Texte extrait
Il n’y a pas de « Printemps érable »,
n’en déplaise aux tenants du Grand
Soulèvement. La vindicte populaire est
grande contre le gouvernement Charest,
et les manifestations qui en attestent
sont immenses (300 000 manifestants dans
les rues de Montréal le 22 avril
dernier). Mais ces démonstrations de
frustration ne sont pas suffisantes pour
entraîner le renversement du pouvoir
bourgeois qui sévit à Québec autant qu’à
Ottawa.
La grogne collective est grosse d’un
« printemps québécois et canadien » qui
se fait malheureusement attendre. Pour
ma part, je dirais que cette attente est
préférable. Les conditions subjectives
d’un tel soulèvement ne sont pas
réunies, si bien qu’une telle révolte
générale serait pour le moment noyée
dans le sang.
Le véritable bilan que l’on peut
tirer de cette grève, c’est que des
milliers et des milliers d’individus
jeunes et moins jeunes ont fait leurs
classes révolutionnaires. Ils se sont
montrés déterminés, disciplinés,
ordonnés de manière exemplaire. Ils ont
démontré une conscience et une
perspicacité hors du commun. Rien à voir
avec la caricature que les médias
tentent de nous présenter de cette
génération éperdue. Aucun piège des
médias à la solde, ni du gouvernement en
mission commandée, pas même le bilan
tendu par le penseur Lisée ne les a
déroutés.
Leur résistance a été menée sur le
front économique de la lutte des classes
(la classe en soi, même si ces jeunes ne
sont pas encore partie de cette classe,
ça viendra) : pour le droit à
l’enseignement supérieur pour les filles
et les fils de la classe ouvrière et de
la petite-bourgeoise en cours de
paupérisation ; contre le rejet du
fardeau de la crise économique sur leur
dos et contre la privatisation des
universités. Le compromis négocié est
l’affaire des étudiants et des
étudiantes selon le rapport de force
qu’ils perçoivent. Aux étudiants
canadiens et étatsuniens de suivre
l’exemple maintenant !
Cette bataille fut exemplaire. C’est
précisément ce qui effraie Charest le
porte-faix, ses sbires et ses maîtres,
c’est qu’elle fasse « boule de neige »
lors des prochaines négociations contre
la fonction publique provinciale et
fédérale (Harper congédie des milliers
de fonctionnaires fédéraux : que se
passe-t-il dans les rangs des
fonctionnaires en ce moment ?), ainsi
que dans le secteur privé, contre les
monopoles comme Rio Tinto Alcan,
Quebecor, Bell, Air Canada, Couche Tard,
etc. Les travailleurs pourraient se
rappeler la façon que les jeunes ont
traité avec les bureaucrates, avec le
gouvernement des riches, avec les
recteurs d’universités et avec la police
et les autorités judiciaires de service.

Lignes de données
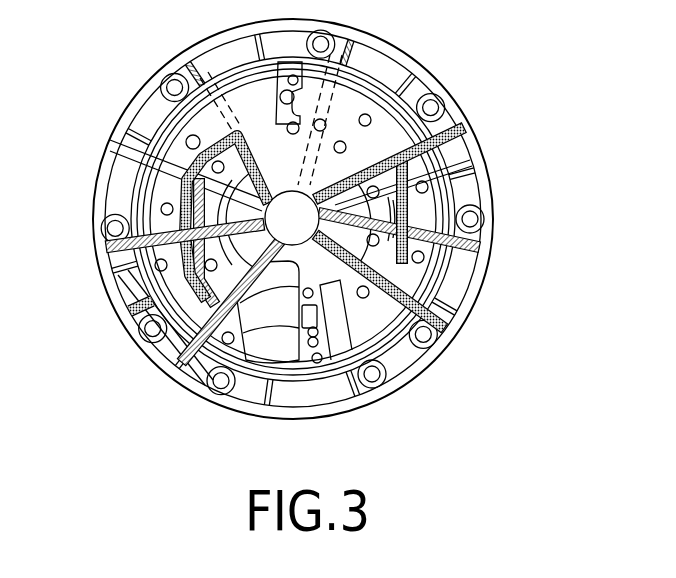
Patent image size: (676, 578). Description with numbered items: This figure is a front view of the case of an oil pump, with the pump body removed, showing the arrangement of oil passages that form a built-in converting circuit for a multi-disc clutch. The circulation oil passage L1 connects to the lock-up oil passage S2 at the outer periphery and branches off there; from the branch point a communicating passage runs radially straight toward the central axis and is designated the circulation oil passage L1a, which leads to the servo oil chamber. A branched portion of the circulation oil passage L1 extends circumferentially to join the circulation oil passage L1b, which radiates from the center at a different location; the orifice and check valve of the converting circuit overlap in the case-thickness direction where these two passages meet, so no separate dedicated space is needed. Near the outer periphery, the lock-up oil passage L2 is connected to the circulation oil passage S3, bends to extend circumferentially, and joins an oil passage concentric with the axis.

Objectif énoncé 1
Pouvez-vous citer fidèlement le passage de l'extrait sur la grève étudiante qui va de « La grogne collective » à « dans le sang. » ?
Objectif énoncé 2
Pourriez-vous prolonger l'extrait sur la grève étudiante au-delà de sa dernière phrase ?
Les données ci-dessus n'ont aucun lien avec l'extrait sur la grève étudiante.

Réponse attendue 1
La grogne collective est grosse d’un
« printemps québécois et canadien » qui
se fait malheureusement attendre. Pour
ma part, je dirais que cette attente est
préférable. Les conditions subjectives
d’un tel soulèvement ne sont pas
réunies, si bien qu’une telle révolte
générale serait pour le moment noyée
dans le sang.

Réponse attendue 2
Selon les riches c’est un très «
mauvais » exemple pour les travailleurs
que cette grève militante des jeunes
fils et filles d’ouvriers !
Toute une pub pour la révolte à venir,
messieurs Lisée, Dumont, Martineau et
Bouchard. Entre la conscience
de classe en soi (poursuivant des
revendications économiques et sociales)
et la conscience de classe pour soi
(poursuivant la revendication ultime et
suprême : tout le pouvoir aux étudiants,
aux citoyens des quartiers, aux
travailleurs des bureaux, aux ouvriers
des usines, aux autochtones stipendiés
et aux prolétaires exploités), il n’y a
parfois qu’un pas, et une étincelle peut
alors mettre le feu à toute la Vallée du
Saint-Laurent et plus avant.
(1)
http://www2.lactualite.com/jean-francois-lisee/
(2) «Michel
Leblanc (Chambre de Commerce) a félicité
«la ministre de l’Éducation et le
ministre des Finances d’avoir pris cette
décision éclairée qui vient consolider
l’accessibilité aux études supérieures».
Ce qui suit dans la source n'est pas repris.